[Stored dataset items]

= = =

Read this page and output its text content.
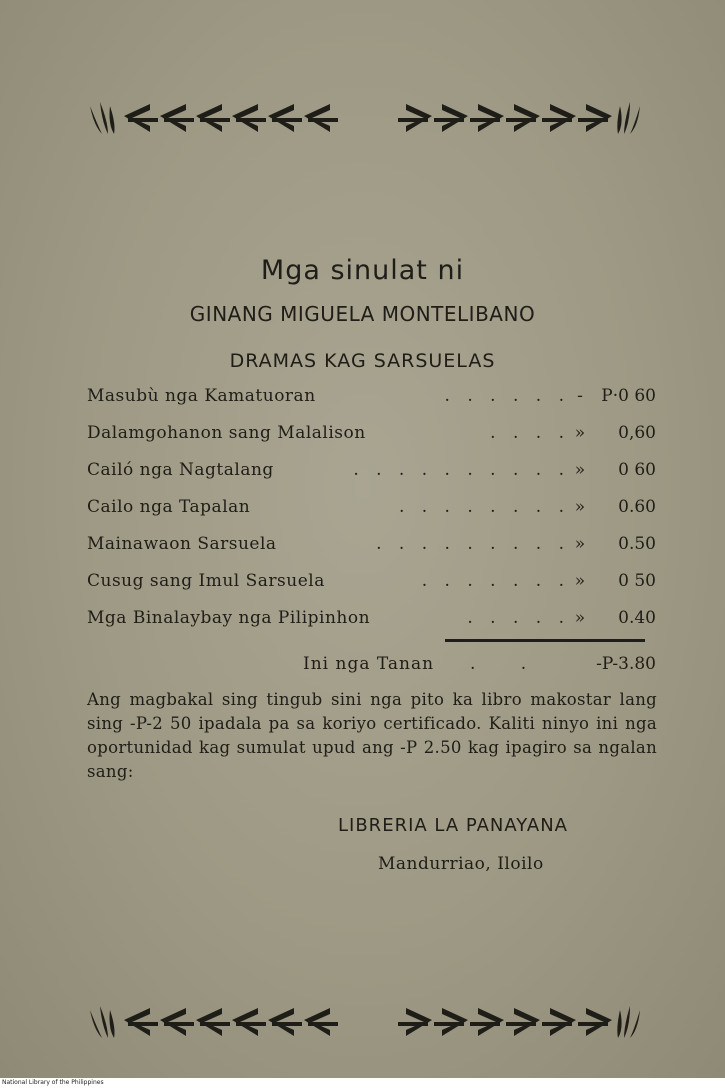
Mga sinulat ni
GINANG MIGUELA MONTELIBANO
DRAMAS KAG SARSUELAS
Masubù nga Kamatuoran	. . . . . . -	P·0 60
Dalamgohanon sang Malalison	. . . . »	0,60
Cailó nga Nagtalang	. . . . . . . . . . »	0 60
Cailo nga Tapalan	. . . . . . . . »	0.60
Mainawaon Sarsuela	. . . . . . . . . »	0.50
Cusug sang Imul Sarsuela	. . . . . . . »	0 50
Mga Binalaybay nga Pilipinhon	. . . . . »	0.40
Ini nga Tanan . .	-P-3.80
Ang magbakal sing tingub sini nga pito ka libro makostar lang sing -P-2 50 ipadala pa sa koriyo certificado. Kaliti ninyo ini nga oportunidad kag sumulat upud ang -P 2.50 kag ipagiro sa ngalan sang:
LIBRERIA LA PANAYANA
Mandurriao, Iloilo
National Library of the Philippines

= = =

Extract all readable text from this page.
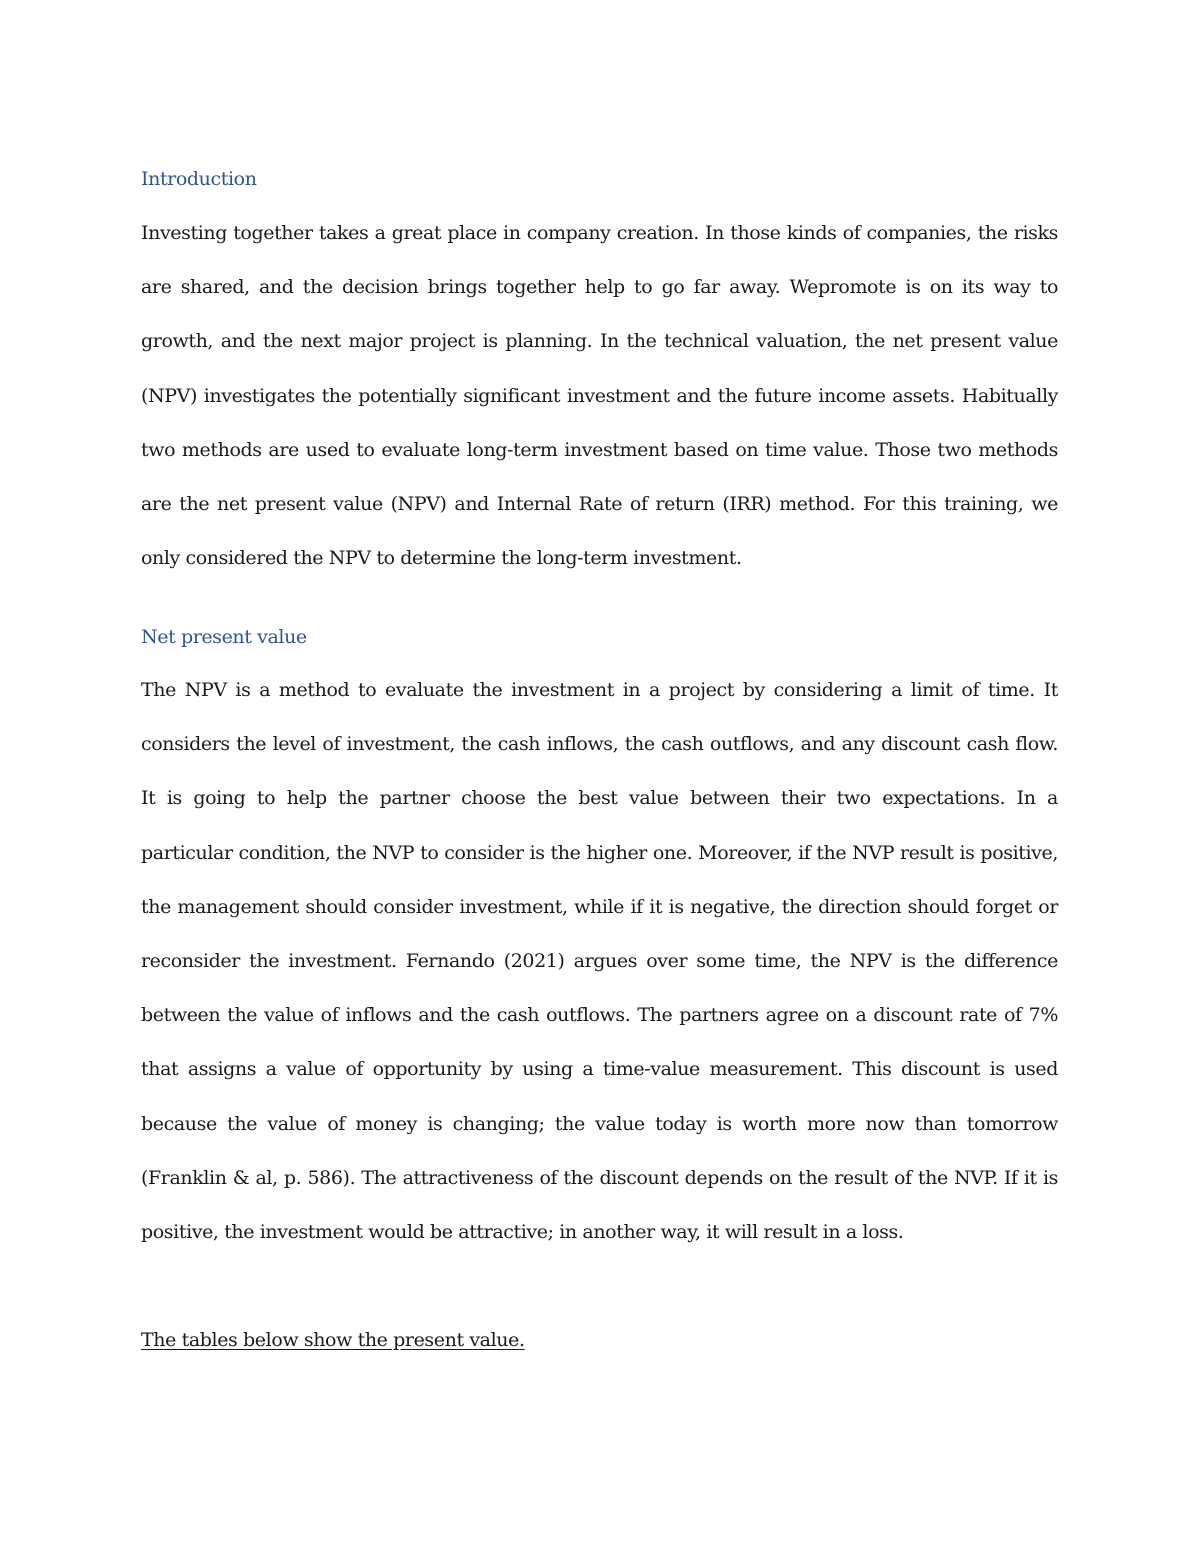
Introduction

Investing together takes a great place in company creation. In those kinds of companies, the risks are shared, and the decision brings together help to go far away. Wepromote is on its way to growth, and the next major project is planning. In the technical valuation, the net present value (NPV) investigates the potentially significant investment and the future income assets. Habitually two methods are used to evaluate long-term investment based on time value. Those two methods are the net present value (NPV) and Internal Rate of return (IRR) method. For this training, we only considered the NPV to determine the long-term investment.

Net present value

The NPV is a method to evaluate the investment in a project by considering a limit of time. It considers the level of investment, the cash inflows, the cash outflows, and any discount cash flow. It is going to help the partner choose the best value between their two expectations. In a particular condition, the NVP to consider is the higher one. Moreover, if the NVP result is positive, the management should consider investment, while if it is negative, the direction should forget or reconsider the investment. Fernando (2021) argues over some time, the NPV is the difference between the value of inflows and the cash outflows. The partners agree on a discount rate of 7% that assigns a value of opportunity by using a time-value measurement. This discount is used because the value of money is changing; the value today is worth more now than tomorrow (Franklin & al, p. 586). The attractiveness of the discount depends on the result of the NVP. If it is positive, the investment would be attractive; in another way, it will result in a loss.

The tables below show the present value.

= = =

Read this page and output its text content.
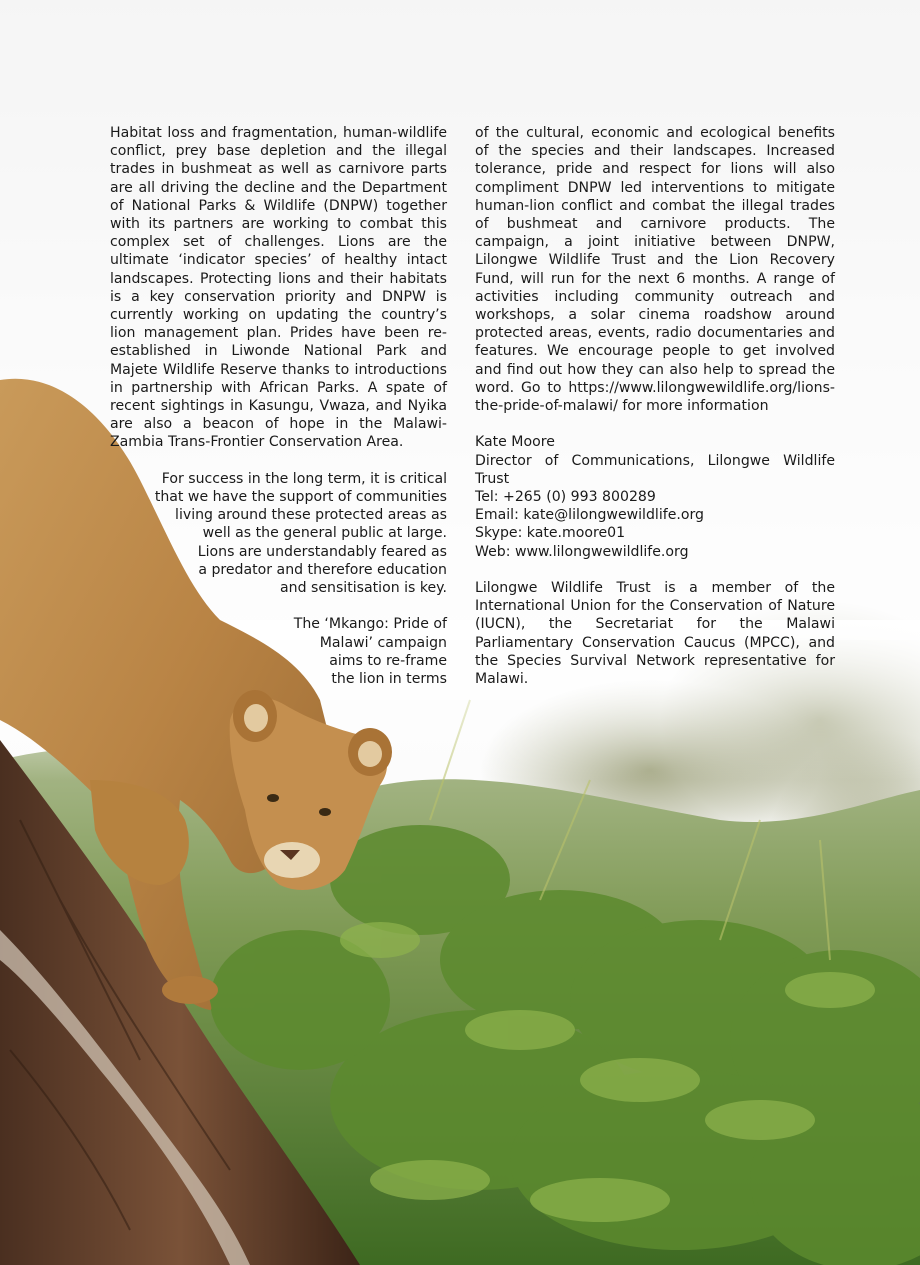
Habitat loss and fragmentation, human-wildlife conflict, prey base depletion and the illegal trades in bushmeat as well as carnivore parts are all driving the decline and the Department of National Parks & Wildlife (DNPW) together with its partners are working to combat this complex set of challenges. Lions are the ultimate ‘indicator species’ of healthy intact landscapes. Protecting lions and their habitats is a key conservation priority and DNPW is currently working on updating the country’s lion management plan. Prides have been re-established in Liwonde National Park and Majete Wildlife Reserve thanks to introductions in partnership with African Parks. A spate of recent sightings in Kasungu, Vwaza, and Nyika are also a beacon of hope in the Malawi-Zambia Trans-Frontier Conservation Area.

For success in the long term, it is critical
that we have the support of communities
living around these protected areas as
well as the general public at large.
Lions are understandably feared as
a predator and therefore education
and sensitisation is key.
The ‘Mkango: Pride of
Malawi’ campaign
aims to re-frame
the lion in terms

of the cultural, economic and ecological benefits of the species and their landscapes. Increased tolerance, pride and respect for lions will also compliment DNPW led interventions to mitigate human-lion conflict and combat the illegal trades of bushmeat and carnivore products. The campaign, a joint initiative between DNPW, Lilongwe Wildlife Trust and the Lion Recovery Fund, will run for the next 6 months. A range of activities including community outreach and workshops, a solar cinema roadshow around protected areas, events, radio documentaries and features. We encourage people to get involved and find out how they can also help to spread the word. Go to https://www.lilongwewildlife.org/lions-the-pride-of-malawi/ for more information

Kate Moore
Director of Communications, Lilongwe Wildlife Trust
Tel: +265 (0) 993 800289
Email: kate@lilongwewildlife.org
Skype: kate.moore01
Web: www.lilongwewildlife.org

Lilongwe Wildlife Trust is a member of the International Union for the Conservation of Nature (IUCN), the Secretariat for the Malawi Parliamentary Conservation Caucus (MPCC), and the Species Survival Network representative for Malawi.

= = =

TASK PROMPT:
Search the entries for the word "lilongwewildlife" and copy every line that has it.

ANSWER:
of the cultural, economic and ecological benefits of the species and their landscapes. Increased tolerance, pride and respect for lions will also compliment DNPW led interventions to mitigate human-lion conflict and combat the illegal trades of bushmeat and carnivore products. The campaign, a joint initiative between DNPW, Lilongwe Wildlife Trust and the Lion Recovery Fund, will run for the next 6 months. A range of activities including community outreach and workshops, a solar cinema roadshow around protected areas, events, radio documentaries and features. We encourage people to get involved and find out how they can also help to spread the word. Go to https://www.lilongwewildlife.org/lions-the-pride-of-malawi/ for more information
Email: kate@lilongwewildlife.org
Web: www.lilongwewildlife.org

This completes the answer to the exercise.